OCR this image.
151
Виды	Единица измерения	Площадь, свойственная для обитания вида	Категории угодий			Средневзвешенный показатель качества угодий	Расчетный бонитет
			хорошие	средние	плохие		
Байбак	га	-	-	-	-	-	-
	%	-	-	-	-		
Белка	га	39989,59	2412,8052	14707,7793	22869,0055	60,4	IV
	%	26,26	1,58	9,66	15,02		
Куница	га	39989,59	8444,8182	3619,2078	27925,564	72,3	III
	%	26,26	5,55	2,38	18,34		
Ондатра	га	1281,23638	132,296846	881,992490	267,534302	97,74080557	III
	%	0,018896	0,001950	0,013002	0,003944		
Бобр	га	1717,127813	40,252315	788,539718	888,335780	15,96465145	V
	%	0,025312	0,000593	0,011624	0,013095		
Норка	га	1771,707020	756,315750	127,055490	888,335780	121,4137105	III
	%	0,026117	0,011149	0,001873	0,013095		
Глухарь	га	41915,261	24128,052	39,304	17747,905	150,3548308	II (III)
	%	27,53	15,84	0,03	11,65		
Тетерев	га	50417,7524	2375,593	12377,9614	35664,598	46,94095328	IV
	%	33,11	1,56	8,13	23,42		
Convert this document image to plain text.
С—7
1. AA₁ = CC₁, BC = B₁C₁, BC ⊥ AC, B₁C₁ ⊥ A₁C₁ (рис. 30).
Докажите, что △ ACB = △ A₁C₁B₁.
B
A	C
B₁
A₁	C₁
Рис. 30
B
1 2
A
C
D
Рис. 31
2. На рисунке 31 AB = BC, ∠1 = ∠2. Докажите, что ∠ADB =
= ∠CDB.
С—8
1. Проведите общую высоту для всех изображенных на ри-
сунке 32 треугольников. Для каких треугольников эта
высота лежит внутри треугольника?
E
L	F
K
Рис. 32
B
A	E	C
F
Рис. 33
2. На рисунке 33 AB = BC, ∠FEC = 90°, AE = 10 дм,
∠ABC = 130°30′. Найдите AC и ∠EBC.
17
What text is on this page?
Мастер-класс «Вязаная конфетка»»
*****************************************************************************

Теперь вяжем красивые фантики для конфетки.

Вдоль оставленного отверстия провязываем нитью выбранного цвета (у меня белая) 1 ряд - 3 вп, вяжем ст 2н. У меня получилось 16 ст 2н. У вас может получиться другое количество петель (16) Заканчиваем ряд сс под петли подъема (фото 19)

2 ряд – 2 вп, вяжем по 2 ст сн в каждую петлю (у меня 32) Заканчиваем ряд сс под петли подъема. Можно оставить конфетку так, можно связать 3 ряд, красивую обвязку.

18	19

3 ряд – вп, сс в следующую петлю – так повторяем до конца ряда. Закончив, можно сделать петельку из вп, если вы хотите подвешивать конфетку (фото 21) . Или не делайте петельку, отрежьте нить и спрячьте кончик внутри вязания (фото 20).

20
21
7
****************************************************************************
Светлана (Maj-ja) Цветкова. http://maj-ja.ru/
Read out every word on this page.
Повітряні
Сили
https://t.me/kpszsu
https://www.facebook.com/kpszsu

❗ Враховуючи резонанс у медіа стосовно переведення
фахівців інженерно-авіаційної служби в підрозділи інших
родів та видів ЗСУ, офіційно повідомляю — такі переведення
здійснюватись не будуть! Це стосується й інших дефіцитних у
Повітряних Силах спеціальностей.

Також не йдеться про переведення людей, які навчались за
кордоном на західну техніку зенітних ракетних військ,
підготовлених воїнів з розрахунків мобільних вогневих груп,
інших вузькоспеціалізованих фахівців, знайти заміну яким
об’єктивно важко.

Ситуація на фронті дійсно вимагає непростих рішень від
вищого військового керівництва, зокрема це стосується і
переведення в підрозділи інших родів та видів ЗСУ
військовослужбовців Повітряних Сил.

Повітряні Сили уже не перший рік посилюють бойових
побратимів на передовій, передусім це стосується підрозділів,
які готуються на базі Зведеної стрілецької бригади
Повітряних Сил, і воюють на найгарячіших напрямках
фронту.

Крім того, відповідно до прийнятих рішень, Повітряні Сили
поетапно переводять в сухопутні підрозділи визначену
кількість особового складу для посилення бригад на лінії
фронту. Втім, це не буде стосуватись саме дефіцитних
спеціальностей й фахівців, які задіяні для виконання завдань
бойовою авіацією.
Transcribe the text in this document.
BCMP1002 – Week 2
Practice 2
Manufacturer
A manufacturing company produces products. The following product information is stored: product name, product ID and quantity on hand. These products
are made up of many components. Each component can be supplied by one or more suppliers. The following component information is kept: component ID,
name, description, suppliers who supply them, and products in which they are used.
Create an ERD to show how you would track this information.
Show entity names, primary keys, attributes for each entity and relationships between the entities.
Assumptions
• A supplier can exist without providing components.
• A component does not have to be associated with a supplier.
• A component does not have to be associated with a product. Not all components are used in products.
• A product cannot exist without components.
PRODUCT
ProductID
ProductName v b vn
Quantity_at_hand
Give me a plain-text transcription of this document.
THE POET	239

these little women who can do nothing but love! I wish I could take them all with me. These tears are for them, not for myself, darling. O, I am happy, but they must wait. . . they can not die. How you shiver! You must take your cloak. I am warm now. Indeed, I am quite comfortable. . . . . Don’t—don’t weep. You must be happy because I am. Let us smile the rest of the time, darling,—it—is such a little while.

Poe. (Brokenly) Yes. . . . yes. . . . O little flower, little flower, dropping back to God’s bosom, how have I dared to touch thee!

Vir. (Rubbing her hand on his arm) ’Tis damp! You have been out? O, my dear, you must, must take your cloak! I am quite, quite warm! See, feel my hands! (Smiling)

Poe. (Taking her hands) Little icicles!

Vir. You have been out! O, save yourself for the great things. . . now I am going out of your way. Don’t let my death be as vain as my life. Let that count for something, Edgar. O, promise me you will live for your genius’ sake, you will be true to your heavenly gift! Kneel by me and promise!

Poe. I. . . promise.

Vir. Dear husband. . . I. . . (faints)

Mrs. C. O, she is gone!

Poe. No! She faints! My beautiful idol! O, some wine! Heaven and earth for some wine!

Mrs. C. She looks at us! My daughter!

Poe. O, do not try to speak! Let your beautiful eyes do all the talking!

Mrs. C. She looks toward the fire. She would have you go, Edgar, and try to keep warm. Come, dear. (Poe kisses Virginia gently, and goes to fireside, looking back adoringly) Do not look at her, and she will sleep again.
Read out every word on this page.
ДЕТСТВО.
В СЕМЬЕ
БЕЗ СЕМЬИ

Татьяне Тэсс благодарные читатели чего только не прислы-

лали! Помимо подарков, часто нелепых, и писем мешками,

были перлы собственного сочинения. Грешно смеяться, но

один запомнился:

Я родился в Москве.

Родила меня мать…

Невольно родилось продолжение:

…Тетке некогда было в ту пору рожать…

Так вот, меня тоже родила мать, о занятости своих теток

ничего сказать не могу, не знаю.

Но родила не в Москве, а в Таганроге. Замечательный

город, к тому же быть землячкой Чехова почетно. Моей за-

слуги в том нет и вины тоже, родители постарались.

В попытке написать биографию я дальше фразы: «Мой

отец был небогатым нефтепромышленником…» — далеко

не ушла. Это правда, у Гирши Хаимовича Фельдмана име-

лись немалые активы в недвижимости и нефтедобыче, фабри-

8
# # #
_Written request_. In the records above, find the lines containing "Москве" and copy them.

_Answer below_.
Я родился в Москве.
Но родила не в Москве, а в Таганроге. Замечательный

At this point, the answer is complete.